Aim of the exercise. Count how many lines of the data include "this". The answer is that number and nothing else.

Provided records.
-- -- --

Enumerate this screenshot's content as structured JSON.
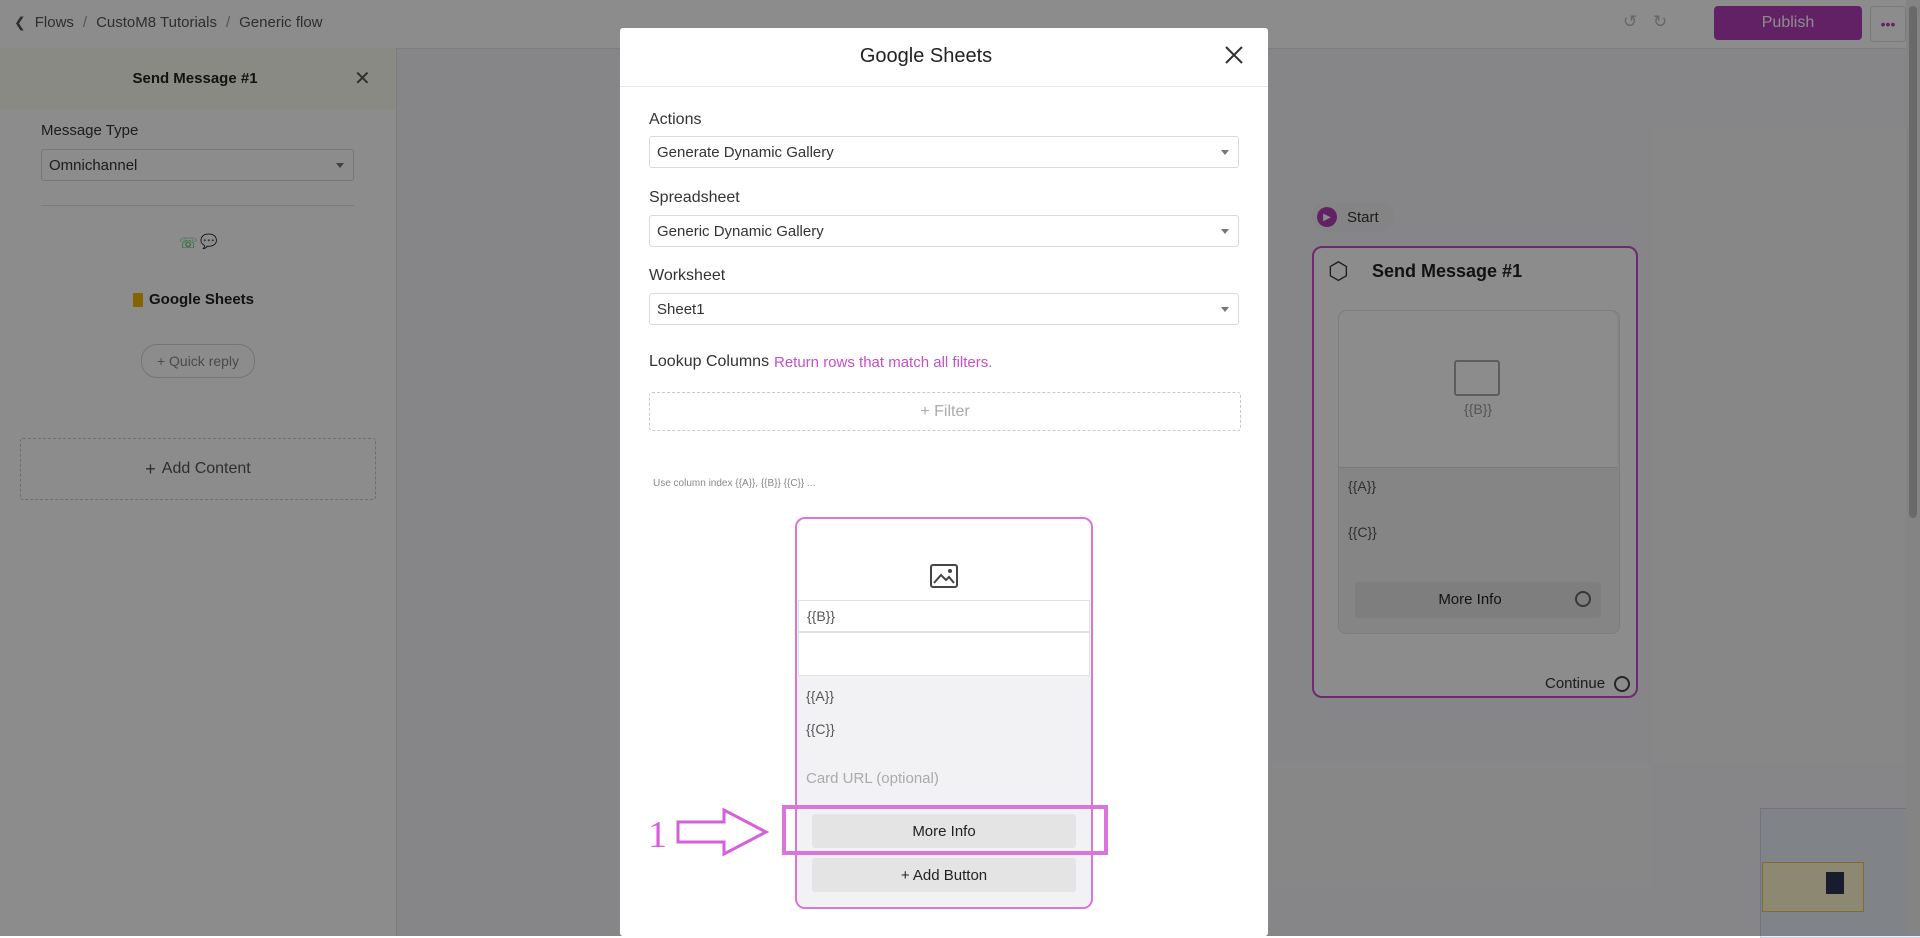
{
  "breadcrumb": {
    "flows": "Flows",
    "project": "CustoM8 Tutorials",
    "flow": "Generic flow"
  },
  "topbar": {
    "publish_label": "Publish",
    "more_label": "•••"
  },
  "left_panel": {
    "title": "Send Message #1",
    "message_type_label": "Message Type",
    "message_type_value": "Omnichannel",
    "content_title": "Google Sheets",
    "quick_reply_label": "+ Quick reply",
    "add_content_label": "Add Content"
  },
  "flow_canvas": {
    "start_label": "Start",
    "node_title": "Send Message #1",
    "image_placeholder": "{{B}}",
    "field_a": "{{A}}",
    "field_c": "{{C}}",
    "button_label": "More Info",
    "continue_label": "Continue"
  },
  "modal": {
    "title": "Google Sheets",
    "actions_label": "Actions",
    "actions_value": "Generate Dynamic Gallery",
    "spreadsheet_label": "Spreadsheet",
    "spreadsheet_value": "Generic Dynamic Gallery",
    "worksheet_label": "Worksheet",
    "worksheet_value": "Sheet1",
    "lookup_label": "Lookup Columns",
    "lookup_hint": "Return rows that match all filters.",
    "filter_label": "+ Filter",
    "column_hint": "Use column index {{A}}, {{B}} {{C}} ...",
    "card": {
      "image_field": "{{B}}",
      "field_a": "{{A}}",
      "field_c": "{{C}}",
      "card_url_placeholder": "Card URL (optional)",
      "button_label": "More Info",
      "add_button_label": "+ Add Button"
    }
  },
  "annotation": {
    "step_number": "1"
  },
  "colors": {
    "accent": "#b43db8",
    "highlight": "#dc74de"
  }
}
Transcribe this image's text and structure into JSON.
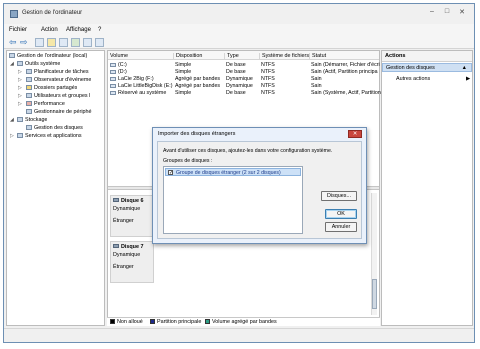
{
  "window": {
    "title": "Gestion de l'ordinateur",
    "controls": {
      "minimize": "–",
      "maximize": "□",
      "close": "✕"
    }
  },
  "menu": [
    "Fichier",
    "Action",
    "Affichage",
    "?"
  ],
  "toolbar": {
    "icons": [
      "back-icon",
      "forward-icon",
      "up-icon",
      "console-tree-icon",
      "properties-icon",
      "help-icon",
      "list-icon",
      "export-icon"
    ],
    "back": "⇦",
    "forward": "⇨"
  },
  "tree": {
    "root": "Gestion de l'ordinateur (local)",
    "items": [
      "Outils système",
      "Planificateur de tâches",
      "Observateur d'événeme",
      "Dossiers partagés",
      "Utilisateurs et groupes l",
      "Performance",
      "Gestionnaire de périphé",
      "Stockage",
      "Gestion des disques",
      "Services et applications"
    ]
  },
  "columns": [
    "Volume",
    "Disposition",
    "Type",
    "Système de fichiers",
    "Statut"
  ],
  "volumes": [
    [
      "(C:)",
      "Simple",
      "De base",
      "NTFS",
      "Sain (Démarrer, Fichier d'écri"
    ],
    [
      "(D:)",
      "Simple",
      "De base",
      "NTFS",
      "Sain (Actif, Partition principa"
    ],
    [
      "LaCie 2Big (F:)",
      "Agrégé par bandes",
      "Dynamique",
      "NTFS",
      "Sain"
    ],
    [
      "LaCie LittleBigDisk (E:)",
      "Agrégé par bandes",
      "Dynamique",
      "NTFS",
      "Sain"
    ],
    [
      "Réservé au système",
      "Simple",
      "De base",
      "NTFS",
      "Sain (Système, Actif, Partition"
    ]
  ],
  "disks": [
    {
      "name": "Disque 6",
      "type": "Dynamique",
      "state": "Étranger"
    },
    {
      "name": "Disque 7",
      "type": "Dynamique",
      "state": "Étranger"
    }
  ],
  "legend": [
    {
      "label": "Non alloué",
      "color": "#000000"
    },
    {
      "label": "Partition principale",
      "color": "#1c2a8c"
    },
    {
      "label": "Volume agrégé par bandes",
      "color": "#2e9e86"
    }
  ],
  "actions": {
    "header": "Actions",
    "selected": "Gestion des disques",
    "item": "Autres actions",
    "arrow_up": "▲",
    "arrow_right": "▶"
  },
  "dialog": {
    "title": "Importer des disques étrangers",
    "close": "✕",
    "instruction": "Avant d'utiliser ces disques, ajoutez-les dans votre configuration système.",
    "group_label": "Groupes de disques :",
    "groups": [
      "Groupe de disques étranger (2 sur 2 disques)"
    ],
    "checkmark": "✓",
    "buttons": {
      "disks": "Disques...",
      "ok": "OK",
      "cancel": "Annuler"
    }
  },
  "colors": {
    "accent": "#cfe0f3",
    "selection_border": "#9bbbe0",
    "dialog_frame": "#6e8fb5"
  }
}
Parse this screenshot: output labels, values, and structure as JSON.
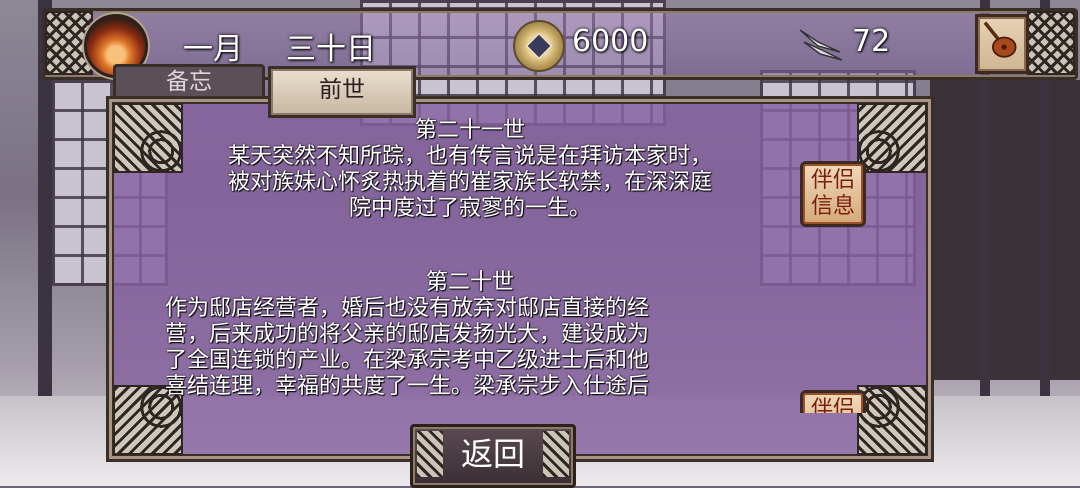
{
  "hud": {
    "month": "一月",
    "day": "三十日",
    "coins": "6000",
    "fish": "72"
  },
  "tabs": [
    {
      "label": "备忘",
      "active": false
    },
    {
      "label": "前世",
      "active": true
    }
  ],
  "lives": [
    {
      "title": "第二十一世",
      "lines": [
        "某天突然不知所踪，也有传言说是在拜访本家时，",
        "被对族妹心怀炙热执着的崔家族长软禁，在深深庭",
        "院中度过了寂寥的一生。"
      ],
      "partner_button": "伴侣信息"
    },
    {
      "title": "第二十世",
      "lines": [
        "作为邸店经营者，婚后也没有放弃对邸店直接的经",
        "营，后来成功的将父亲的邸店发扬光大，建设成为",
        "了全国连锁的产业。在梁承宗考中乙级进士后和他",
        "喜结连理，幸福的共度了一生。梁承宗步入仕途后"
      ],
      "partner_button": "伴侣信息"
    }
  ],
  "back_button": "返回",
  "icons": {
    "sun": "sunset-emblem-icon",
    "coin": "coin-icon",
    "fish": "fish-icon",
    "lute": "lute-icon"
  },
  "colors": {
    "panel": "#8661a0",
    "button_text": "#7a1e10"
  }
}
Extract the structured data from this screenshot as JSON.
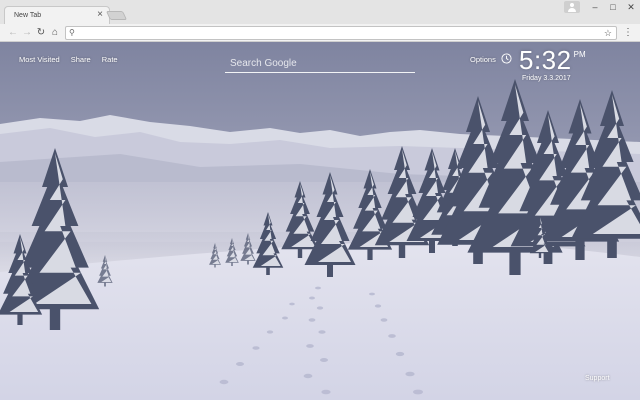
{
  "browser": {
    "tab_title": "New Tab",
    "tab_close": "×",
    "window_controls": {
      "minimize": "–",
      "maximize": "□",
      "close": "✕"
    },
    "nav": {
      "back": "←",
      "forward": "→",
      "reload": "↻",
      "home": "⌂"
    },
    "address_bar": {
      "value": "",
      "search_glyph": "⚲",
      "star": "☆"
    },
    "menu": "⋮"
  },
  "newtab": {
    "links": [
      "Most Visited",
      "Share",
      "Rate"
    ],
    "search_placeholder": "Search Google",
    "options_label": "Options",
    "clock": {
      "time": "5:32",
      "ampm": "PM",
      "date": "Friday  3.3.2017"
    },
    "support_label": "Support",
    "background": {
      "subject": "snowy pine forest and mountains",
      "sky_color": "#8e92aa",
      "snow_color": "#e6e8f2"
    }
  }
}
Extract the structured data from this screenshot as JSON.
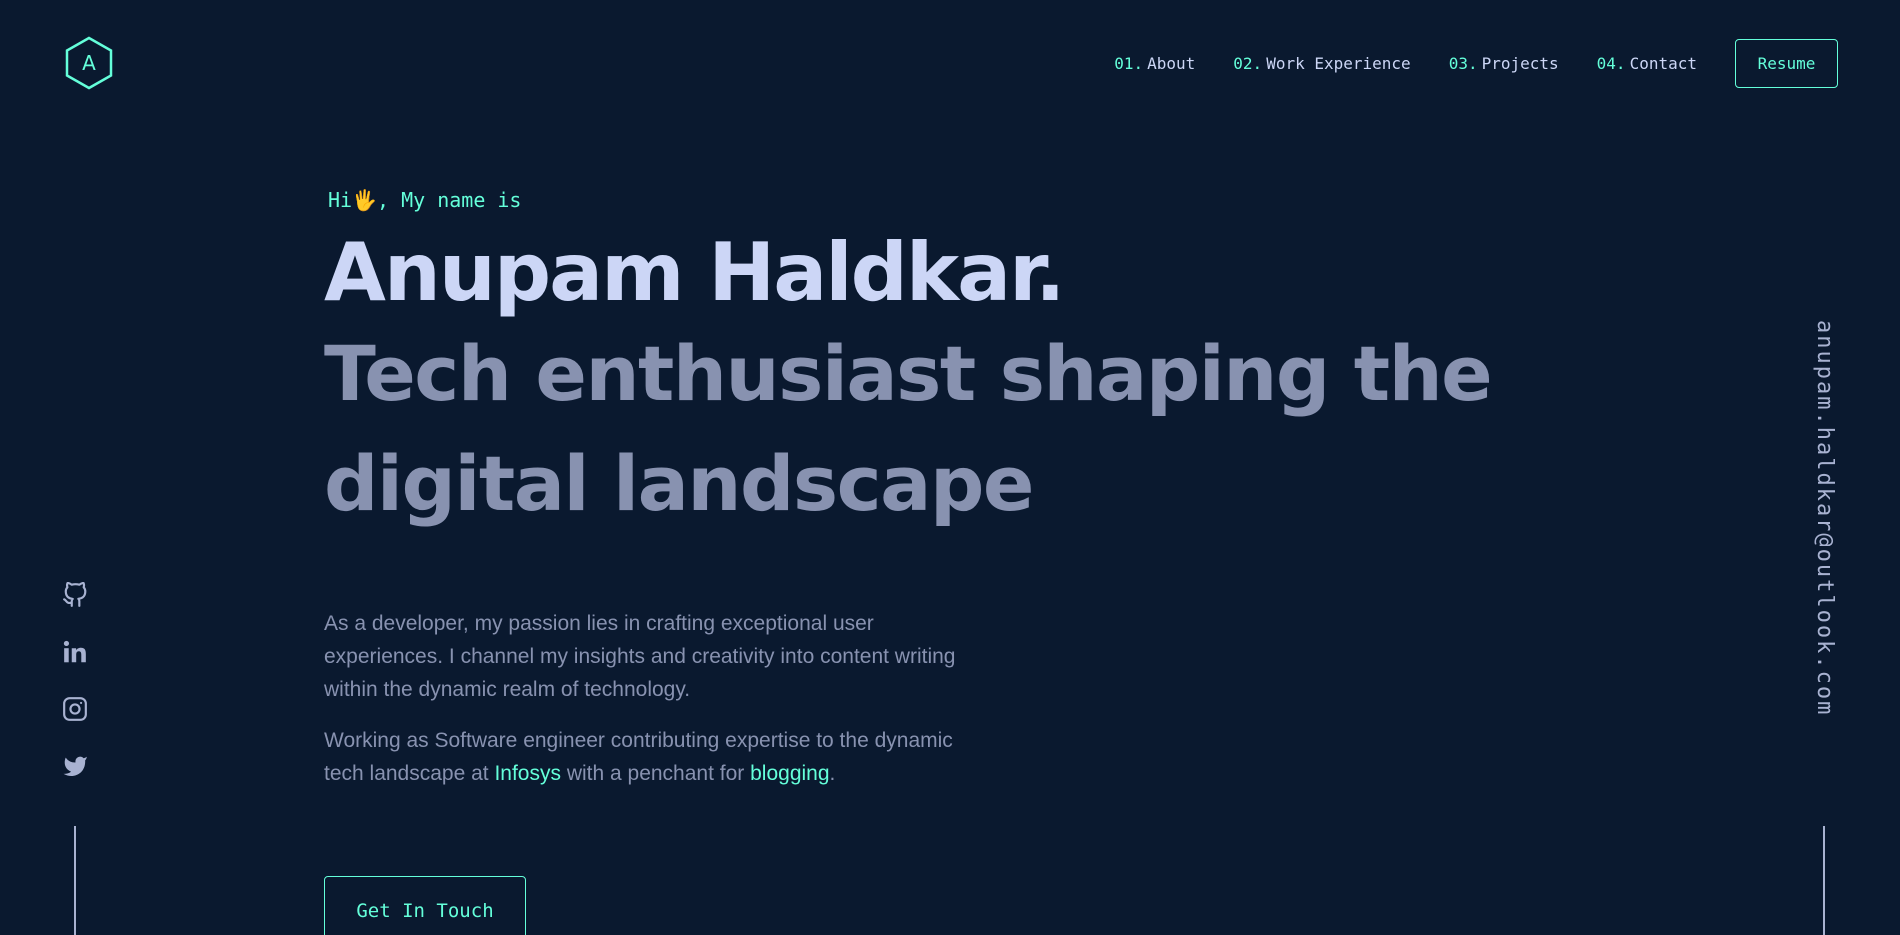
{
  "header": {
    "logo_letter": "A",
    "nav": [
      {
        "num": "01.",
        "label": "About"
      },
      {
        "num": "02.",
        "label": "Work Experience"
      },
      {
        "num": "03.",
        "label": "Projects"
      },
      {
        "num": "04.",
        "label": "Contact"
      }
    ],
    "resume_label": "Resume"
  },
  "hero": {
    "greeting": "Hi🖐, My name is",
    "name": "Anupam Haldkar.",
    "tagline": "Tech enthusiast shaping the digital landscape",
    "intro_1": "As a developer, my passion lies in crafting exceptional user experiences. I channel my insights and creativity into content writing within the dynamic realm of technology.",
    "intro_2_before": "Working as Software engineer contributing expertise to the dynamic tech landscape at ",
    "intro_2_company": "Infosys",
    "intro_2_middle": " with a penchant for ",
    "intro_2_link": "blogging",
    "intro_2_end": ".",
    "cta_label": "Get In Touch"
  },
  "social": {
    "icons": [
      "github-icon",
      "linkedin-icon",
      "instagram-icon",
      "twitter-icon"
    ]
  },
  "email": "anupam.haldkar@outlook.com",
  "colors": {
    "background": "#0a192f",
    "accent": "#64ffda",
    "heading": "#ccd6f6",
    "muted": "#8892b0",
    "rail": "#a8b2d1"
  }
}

-- -- --

Written solution. 5